STATED TASK: Each line of the data that includes the string "ylabel" is to be copied out.

━━━━━ EXTRACTED DATA ━━━━━

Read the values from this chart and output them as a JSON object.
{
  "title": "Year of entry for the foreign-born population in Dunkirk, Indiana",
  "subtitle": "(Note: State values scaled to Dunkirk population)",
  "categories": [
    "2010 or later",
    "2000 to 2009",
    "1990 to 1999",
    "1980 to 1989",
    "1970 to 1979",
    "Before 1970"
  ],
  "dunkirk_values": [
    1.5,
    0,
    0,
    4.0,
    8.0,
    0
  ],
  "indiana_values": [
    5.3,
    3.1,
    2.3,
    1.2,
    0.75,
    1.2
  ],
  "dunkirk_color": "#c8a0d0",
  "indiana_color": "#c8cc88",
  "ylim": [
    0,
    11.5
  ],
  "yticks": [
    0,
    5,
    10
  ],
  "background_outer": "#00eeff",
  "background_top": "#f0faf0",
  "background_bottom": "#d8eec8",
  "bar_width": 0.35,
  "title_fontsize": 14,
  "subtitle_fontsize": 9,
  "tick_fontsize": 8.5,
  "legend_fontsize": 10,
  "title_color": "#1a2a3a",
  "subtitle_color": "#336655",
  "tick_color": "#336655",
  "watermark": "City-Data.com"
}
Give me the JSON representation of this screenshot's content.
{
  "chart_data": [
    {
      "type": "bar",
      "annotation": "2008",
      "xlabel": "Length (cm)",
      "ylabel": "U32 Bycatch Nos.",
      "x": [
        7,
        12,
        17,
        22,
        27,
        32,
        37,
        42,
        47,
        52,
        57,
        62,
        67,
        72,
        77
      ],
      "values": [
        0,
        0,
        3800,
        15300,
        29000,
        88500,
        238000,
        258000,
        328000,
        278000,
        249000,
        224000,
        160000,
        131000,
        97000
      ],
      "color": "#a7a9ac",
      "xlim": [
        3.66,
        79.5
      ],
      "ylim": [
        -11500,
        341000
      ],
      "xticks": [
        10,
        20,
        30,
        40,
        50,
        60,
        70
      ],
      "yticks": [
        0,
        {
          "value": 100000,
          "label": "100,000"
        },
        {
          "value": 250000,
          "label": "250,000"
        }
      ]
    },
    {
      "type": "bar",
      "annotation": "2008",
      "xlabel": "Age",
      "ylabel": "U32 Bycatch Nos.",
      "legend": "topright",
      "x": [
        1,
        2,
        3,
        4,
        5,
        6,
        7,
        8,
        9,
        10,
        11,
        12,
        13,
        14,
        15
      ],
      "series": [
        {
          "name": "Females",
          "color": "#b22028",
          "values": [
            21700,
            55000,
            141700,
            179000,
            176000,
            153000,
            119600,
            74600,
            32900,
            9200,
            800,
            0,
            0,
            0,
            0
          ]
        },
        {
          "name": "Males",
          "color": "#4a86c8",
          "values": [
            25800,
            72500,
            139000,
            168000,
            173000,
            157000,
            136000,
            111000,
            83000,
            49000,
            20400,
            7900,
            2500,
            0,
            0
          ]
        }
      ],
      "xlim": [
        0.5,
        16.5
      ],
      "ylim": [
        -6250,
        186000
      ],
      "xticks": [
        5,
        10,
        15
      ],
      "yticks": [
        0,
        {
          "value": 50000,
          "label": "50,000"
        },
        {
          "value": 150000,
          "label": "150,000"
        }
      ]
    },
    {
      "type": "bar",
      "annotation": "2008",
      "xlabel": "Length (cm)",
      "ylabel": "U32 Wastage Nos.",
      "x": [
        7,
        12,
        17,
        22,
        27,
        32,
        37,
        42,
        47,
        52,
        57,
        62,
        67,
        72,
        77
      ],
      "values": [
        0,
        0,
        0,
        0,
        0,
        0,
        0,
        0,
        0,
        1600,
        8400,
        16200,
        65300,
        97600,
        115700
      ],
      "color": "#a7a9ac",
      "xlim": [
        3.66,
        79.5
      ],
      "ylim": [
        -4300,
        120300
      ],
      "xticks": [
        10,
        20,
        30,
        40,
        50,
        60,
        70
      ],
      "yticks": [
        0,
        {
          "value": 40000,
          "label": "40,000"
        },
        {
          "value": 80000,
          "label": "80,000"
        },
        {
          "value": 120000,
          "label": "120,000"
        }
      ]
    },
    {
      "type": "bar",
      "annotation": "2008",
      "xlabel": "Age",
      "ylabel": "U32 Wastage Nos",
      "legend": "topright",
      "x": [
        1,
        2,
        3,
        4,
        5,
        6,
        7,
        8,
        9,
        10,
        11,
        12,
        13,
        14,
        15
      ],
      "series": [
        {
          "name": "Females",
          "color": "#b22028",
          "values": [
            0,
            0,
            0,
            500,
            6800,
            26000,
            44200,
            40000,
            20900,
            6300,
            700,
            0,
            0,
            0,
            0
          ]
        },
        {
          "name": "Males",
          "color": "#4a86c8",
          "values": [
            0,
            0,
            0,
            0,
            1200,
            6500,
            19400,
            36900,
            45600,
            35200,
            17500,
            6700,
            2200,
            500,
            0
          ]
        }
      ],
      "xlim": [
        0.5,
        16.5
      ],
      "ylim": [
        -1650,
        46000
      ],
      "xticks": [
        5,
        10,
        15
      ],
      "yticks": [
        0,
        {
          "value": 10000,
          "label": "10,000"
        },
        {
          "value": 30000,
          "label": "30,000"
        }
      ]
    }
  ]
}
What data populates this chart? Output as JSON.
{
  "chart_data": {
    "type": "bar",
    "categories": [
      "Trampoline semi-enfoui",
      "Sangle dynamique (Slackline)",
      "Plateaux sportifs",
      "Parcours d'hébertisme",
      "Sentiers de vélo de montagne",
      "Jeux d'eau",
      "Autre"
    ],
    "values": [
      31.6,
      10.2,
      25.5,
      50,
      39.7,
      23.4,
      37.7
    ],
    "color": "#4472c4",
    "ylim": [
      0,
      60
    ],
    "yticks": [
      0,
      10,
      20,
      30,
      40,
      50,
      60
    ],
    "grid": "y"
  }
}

━━━━━

THE REPLY:
      "ylabel": "U32 Bycatch Nos.",
      "ylabel": "U32 Bycatch Nos.",
      "ylabel": "U32 Wastage Nos.",
      "ylabel": "U32 Wastage Nos",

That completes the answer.